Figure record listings
****************************************
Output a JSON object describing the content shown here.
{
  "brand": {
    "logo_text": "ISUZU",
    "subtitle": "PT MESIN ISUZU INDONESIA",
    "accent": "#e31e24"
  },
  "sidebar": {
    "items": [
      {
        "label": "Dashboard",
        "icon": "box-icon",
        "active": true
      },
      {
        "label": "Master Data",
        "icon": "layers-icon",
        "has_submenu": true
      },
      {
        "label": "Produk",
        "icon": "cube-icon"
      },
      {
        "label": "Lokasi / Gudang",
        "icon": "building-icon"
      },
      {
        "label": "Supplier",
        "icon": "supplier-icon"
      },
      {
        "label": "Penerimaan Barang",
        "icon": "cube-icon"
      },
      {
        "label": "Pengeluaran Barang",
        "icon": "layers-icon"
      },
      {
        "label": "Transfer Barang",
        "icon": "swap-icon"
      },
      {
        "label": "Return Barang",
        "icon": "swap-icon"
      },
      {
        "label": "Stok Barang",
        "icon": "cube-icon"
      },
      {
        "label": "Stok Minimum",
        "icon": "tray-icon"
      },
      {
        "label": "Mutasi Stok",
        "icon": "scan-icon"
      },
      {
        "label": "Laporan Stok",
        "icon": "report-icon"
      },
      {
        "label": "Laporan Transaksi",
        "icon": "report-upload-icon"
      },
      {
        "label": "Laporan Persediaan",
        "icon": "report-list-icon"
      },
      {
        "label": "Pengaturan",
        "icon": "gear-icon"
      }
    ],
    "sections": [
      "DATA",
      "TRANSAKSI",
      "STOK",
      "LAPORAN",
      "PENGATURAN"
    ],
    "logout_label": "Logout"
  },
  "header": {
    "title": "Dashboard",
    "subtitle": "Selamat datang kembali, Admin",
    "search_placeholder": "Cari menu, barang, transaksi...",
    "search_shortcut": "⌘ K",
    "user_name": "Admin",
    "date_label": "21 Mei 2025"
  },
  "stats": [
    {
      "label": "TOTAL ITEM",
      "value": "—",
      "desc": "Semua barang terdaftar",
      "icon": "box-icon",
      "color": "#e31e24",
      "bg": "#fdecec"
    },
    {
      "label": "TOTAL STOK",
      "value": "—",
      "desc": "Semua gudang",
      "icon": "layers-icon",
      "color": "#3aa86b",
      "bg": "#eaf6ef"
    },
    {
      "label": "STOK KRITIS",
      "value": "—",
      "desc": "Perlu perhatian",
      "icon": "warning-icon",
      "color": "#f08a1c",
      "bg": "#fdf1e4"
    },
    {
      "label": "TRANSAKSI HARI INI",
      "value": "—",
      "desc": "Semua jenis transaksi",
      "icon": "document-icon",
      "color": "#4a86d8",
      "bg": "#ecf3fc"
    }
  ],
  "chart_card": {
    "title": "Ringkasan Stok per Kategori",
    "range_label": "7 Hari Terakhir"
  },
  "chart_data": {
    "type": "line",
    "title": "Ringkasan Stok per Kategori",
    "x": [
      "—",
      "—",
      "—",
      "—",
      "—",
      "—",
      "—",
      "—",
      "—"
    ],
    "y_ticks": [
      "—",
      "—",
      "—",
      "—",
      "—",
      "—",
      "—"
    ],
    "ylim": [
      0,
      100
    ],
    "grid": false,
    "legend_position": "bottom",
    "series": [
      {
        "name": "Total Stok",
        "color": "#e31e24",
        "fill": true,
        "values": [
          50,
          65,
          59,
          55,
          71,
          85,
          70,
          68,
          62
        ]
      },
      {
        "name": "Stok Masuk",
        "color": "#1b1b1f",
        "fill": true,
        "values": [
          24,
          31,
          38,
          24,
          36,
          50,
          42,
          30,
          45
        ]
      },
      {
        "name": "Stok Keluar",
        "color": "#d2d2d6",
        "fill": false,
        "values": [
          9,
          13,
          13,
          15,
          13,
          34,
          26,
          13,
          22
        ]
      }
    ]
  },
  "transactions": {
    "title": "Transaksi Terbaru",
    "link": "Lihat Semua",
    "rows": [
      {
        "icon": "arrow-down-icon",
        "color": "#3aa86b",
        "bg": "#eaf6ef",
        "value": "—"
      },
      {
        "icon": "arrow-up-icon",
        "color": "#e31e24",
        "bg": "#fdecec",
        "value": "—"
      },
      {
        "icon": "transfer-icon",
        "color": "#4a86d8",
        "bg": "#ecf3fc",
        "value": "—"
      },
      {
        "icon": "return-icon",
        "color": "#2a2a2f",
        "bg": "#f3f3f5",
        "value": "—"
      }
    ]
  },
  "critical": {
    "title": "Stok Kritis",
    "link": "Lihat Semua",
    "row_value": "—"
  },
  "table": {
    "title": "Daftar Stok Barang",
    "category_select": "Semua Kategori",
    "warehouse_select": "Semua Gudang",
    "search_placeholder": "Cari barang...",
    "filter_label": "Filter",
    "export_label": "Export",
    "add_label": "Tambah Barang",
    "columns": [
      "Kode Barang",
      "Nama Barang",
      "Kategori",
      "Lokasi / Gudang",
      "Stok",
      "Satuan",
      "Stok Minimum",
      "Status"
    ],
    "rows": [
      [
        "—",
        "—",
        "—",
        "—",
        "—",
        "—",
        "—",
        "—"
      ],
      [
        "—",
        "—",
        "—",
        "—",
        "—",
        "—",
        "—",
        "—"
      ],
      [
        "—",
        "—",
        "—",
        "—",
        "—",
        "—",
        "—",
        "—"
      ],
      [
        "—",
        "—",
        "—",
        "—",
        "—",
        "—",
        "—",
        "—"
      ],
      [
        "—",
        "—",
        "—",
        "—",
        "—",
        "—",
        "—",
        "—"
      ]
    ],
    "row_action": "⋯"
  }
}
****************************************
Output every line above without altering anything.

Output a JSON object describing the content shown here.
{
  "brand": {
    "logo_text": "ISUZU",
    "subtitle": "PT MESIN ISUZU INDONESIA",
    "accent": "#e31e24"
  },
  "sidebar": {
    "items": [
      {
        "label": "Dashboard",
        "icon": "box-icon",
        "active": true
      },
      {
        "label": "Master Data",
        "icon": "layers-icon",
        "has_submenu": true
      },
      {
        "label": "Produk",
        "icon": "cube-icon"
      },
      {
        "label": "Lokasi / Gudang",
        "icon": "building-icon"
      },
      {
        "label": "Supplier",
        "icon": "supplier-icon"
      },
      {
        "label": "Penerimaan Barang",
        "icon": "cube-icon"
      },
      {
        "label": "Pengeluaran Barang",
        "icon": "layers-icon"
      },
      {
        "label": "Transfer Barang",
        "icon": "swap-icon"
      },
      {
        "label": "Return Barang",
        "icon": "swap-icon"
      },
      {
        "label": "Stok Barang",
        "icon": "cube-icon"
      },
      {
        "label": "Stok Minimum",
        "icon": "tray-icon"
      },
      {
        "label": "Mutasi Stok",
        "icon": "scan-icon"
      },
      {
        "label": "Laporan Stok",
        "icon": "report-icon"
      },
      {
        "label": "Laporan Transaksi",
        "icon": "report-upload-icon"
      },
      {
        "label": "Laporan Persediaan",
        "icon": "report-list-icon"
      },
      {
        "label": "Pengaturan",
        "icon": "gear-icon"
      }
    ],
    "sections": [
      "DATA",
      "TRANSAKSI",
      "STOK",
      "LAPORAN",
      "PENGATURAN"
    ],
    "logout_label": "Logout"
  },
  "header": {
    "title": "Dashboard",
    "subtitle": "Selamat datang kembali, Admin",
    "search_placeholder": "Cari menu, barang, transaksi...",
    "search_shortcut": "⌘ K",
    "user_name": "Admin",
    "date_label": "21 Mei 2025"
  },
  "stats": [
    {
      "label": "TOTAL ITEM",
      "value": "—",
      "desc": "Semua barang terdaftar",
      "icon": "box-icon",
      "color": "#e31e24",
      "bg": "#fdecec"
    },
    {
      "label": "TOTAL STOK",
      "value": "—",
      "desc": "Semua gudang",
      "icon": "layers-icon",
      "color": "#3aa86b",
      "bg": "#eaf6ef"
    },
    {
      "label": "STOK KRITIS",
      "value": "—",
      "desc": "Perlu perhatian",
      "icon": "warning-icon",
      "color": "#f08a1c",
      "bg": "#fdf1e4"
    },
    {
      "label": "TRANSAKSI HARI INI",
      "value": "—",
      "desc": "Semua jenis transaksi",
      "icon": "document-icon",
      "color": "#4a86d8",
      "bg": "#ecf3fc"
    }
  ],
  "chart_card": {
    "title": "Ringkasan Stok per Kategori",
    "range_label": "7 Hari Terakhir"
  },
  "chart_data": {
    "type": "line",
    "title": "Ringkasan Stok per Kategori",
    "x": [
      "—",
      "—",
      "—",
      "—",
      "—",
      "—",
      "—",
      "—",
      "—"
    ],
    "y_ticks": [
      "—",
      "—",
      "—",
      "—",
      "—",
      "—",
      "—"
    ],
    "ylim": [
      0,
      100
    ],
    "grid": false,
    "legend_position": "bottom",
    "series": [
      {
        "name": "Total Stok",
        "color": "#e31e24",
        "fill": true,
        "values": [
          50,
          65,
          59,
          55,
          71,
          85,
          70,
          68,
          62
        ]
      },
      {
        "name": "Stok Masuk",
        "color": "#1b1b1f",
        "fill": true,
        "values": [
          24,
          31,
          38,
          24,
          36,
          50,
          42,
          30,
          45
        ]
      },
      {
        "name": "Stok Keluar",
        "color": "#d2d2d6",
        "fill": false,
        "values": [
          9,
          13,
          13,
          15,
          13,
          34,
          26,
          13,
          22
        ]
      }
    ]
  },
  "transactions": {
    "title": "Transaksi Terbaru",
    "link": "Lihat Semua",
    "rows": [
      {
        "icon": "arrow-down-icon",
        "color": "#3aa86b",
        "bg": "#eaf6ef",
        "value": "—"
      },
      {
        "icon": "arrow-up-icon",
        "color": "#e31e24",
        "bg": "#fdecec",
        "value": "—"
      },
      {
        "icon": "transfer-icon",
        "color": "#4a86d8",
        "bg": "#ecf3fc",
        "value": "—"
      },
      {
        "icon": "return-icon",
        "color": "#2a2a2f",
        "bg": "#f3f3f5",
        "value": "—"
      }
    ]
  },
  "critical": {
    "title": "Stok Kritis",
    "link": "Lihat Semua",
    "row_value": "—"
  },
  "table": {
    "title": "Daftar Stok Barang",
    "category_select": "Semua Kategori",
    "warehouse_select": "Semua Gudang",
    "search_placeholder": "Cari barang...",
    "filter_label": "Filter",
    "export_label": "Export",
    "add_label": "Tambah Barang",
    "columns": [
      "Kode Barang",
      "Nama Barang",
      "Kategori",
      "Lokasi / Gudang",
      "Stok",
      "Satuan",
      "Stok Minimum",
      "Status"
    ],
    "rows": [
      [
        "—",
        "—",
        "—",
        "—",
        "—",
        "—",
        "—",
        "—"
      ],
      [
        "—",
        "—",
        "—",
        "—",
        "—",
        "—",
        "—",
        "—"
      ],
      [
        "—",
        "—",
        "—",
        "—",
        "—",
        "—",
        "—",
        "—"
      ],
      [
        "—",
        "—",
        "—",
        "—",
        "—",
        "—",
        "—",
        "—"
      ],
      [
        "—",
        "—",
        "—",
        "—",
        "—",
        "—",
        "—",
        "—"
      ]
    ],
    "row_action": "⋯"
  }
}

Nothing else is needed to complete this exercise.